Exercise aim.
Word for word, transcribe the lines below and drop the pictures.

Provided information.
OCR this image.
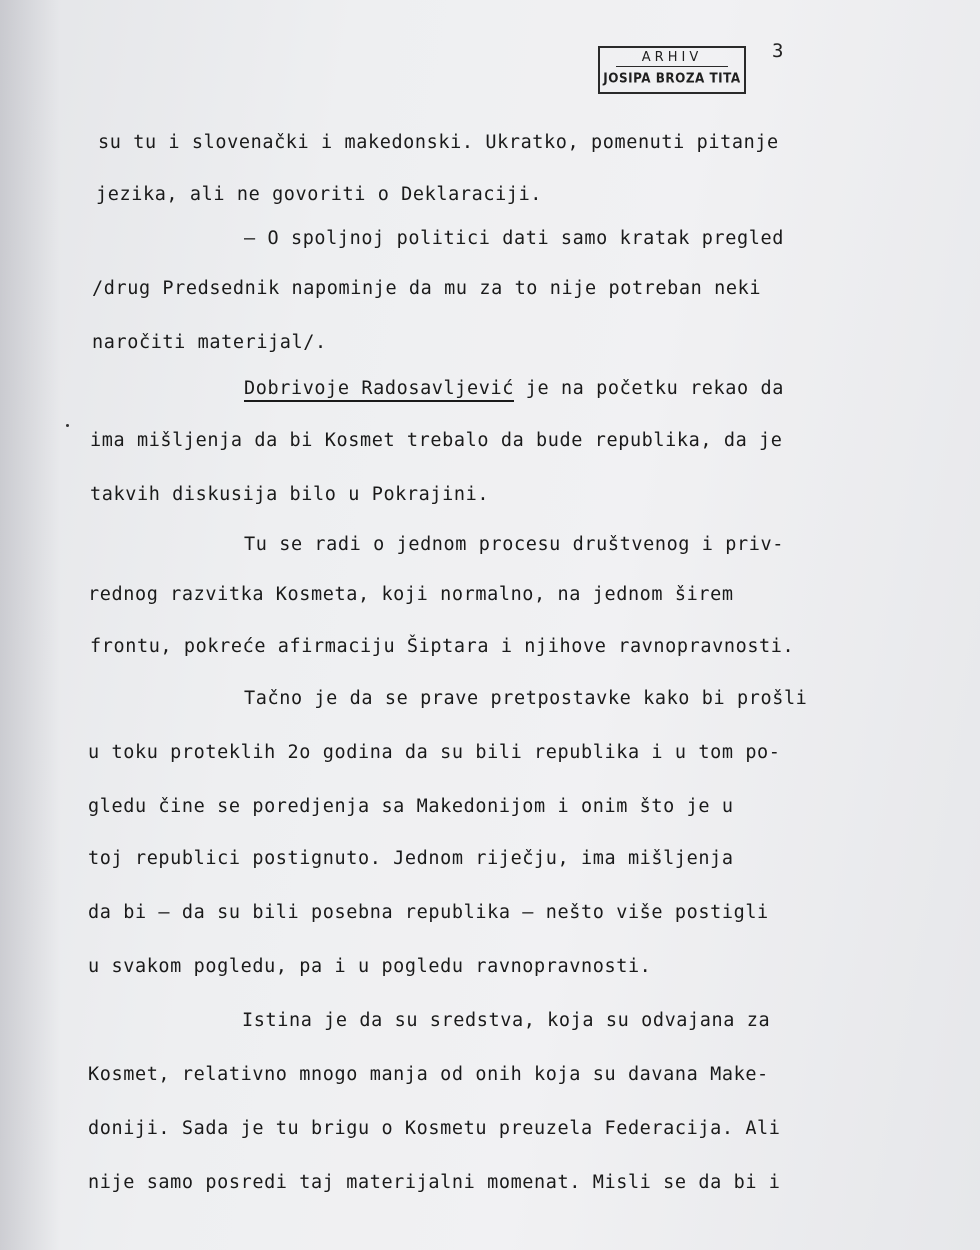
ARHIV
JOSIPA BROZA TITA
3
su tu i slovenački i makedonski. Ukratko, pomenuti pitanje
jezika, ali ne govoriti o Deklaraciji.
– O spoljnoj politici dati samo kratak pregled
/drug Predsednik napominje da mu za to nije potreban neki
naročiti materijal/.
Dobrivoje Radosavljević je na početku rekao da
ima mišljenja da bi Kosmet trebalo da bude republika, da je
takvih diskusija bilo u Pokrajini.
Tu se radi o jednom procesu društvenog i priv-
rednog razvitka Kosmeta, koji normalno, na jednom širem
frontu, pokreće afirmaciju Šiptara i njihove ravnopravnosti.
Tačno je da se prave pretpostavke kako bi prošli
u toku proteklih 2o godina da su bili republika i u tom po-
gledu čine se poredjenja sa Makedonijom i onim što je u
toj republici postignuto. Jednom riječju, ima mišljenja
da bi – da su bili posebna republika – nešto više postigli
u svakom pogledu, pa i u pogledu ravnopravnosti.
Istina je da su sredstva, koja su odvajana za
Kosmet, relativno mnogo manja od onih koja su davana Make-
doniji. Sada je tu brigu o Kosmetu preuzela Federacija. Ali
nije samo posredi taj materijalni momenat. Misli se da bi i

Complete response.
OCR this image.
ARHIV
JOSIPA BROZA TITA
3
su tu i slovenački i makedonski. Ukratko, pomenuti pitanje
jezika, ali ne govoriti o Deklaraciji.
– O spoljnoj politici dati samo kratak pregled
/drug Predsednik napominje da mu za to nije potreban neki
naročiti materijal/.
Dobrivoje Radosavljević je na početku rekao da
ima mišljenja da bi Kosmet trebalo da bude republika, da je
takvih diskusija bilo u Pokrajini.
Tu se radi o jednom procesu društvenog i priv-
rednog razvitka Kosmeta, koji normalno, na jednom širem
frontu, pokreće afirmaciju Šiptara i njihove ravnopravnosti.
Tačno je da se prave pretpostavke kako bi prošli
u toku proteklih 2o godina da su bili republika i u tom po-
gledu čine se poredjenja sa Makedonijom i onim što je u
toj republici postignuto. Jednom riječju, ima mišljenja
da bi – da su bili posebna republika – nešto više postigli
u svakom pogledu, pa i u pogledu ravnopravnosti.
Istina je da su sredstva, koja su odvajana za
Kosmet, relativno mnogo manja od onih koja su davana Make-
doniji. Sada je tu brigu o Kosmetu preuzela Federacija. Ali
nije samo posredi taj materijalni momenat. Misli se da bi i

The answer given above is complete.